» Input:
····················

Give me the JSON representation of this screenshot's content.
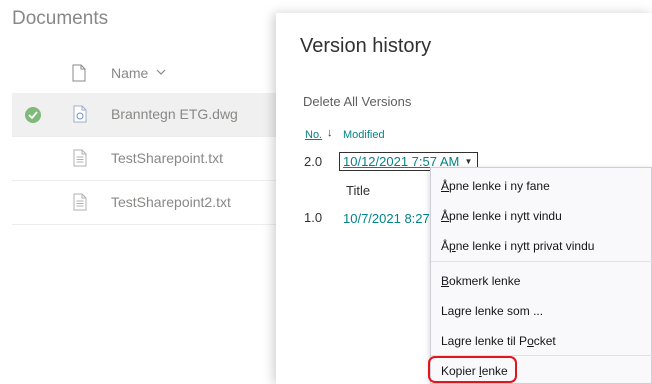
{
  "library": {
    "title": "Documents",
    "column_name": "Name",
    "files": [
      {
        "name": "Branntegn ETG.dwg",
        "selected": true
      },
      {
        "name": "TestSharepoint.txt",
        "selected": false
      },
      {
        "name": "TestSharepoint2.txt",
        "selected": false
      }
    ]
  },
  "panel": {
    "title": "Version history",
    "delete_all": "Delete All Versions",
    "header_no": "No.",
    "header_modified": "Modified",
    "versions": [
      {
        "no": "2.0",
        "modified": "10/12/2021 7:57 AM"
      },
      {
        "no": "1.0",
        "modified": "10/7/2021 8:27"
      }
    ],
    "title_label": "Title"
  },
  "context_menu": {
    "items": [
      {
        "pre": "",
        "key": "Å",
        "post": "pne lenke i ny fane"
      },
      {
        "pre": "",
        "key": "Å",
        "post": "pne lenke i nytt vindu"
      },
      {
        "pre": "Å",
        "key": "p",
        "post": "ne lenke i nytt privat vindu"
      },
      {
        "pre": "",
        "key": "B",
        "post": "okmerk lenke"
      },
      {
        "pre": "Lagre lenke som ",
        "key": "",
        "post": "..."
      },
      {
        "pre": "Lagre lenke til P",
        "key": "o",
        "post": "cket"
      },
      {
        "pre": "Kopier ",
        "key": "l",
        "post": "enke"
      }
    ],
    "highlighted_item": "Kopier lenke",
    "highlight_color": "#e0161d"
  },
  "colors": {
    "accent": "#038387",
    "check": "#7fba7a"
  }
}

····················

» Problem to work on:
Write the records above out again exactly, with no pictures in your copy.

» Complete answer:
Give me the JSON representation of this screenshot's content.
{
  "library": {
    "title": "Documents",
    "column_name": "Name",
    "files": [
      {
        "name": "Branntegn ETG.dwg",
        "selected": true
      },
      {
        "name": "TestSharepoint.txt",
        "selected": false
      },
      {
        "name": "TestSharepoint2.txt",
        "selected": false
      }
    ]
  },
  "panel": {
    "title": "Version history",
    "delete_all": "Delete All Versions",
    "header_no": "No.",
    "header_modified": "Modified",
    "versions": [
      {
        "no": "2.0",
        "modified": "10/12/2021 7:57 AM"
      },
      {
        "no": "1.0",
        "modified": "10/7/2021 8:27"
      }
    ],
    "title_label": "Title"
  },
  "context_menu": {
    "items": [
      {
        "pre": "",
        "key": "Å",
        "post": "pne lenke i ny fane"
      },
      {
        "pre": "",
        "key": "Å",
        "post": "pne lenke i nytt vindu"
      },
      {
        "pre": "Å",
        "key": "p",
        "post": "ne lenke i nytt privat vindu"
      },
      {
        "pre": "",
        "key": "B",
        "post": "okmerk lenke"
      },
      {
        "pre": "Lagre lenke som ",
        "key": "",
        "post": "..."
      },
      {
        "pre": "Lagre lenke til P",
        "key": "o",
        "post": "cket"
      },
      {
        "pre": "Kopier ",
        "key": "l",
        "post": "enke"
      }
    ],
    "highlighted_item": "Kopier lenke",
    "highlight_color": "#e0161d"
  },
  "colors": {
    "accent": "#038387",
    "check": "#7fba7a"
  }
}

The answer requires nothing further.